• **Provided records**
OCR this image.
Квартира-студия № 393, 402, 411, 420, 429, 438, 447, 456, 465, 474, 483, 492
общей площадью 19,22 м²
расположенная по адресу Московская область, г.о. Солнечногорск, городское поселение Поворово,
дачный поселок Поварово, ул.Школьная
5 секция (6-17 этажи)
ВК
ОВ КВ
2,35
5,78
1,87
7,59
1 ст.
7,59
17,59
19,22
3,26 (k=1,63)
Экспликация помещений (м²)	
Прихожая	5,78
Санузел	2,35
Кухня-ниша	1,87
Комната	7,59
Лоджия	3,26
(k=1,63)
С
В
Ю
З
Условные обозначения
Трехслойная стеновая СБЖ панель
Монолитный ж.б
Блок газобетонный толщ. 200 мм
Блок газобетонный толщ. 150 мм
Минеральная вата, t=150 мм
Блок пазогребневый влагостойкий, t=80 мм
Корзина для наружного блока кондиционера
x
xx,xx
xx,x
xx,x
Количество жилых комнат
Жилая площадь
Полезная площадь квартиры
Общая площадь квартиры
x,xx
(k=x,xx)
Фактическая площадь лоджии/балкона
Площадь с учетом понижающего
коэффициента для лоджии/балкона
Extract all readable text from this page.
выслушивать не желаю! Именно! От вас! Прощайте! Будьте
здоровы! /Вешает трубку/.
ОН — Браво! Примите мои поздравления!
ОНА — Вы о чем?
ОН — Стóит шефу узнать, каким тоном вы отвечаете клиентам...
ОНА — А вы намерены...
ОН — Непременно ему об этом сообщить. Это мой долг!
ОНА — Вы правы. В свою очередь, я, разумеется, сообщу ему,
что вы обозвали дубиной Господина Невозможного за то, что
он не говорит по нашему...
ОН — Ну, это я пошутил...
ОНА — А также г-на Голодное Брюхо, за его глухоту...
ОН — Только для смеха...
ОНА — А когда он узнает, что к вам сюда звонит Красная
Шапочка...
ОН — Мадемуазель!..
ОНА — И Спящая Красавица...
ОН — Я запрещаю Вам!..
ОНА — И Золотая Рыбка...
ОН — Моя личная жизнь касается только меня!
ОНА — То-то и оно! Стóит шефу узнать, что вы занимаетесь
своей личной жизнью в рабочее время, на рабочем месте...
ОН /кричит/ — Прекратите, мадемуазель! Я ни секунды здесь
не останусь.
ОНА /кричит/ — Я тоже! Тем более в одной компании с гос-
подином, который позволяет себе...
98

• **What is required**
Say how many lines contain the string "this", giving nothing but the count.

• **Reply**
2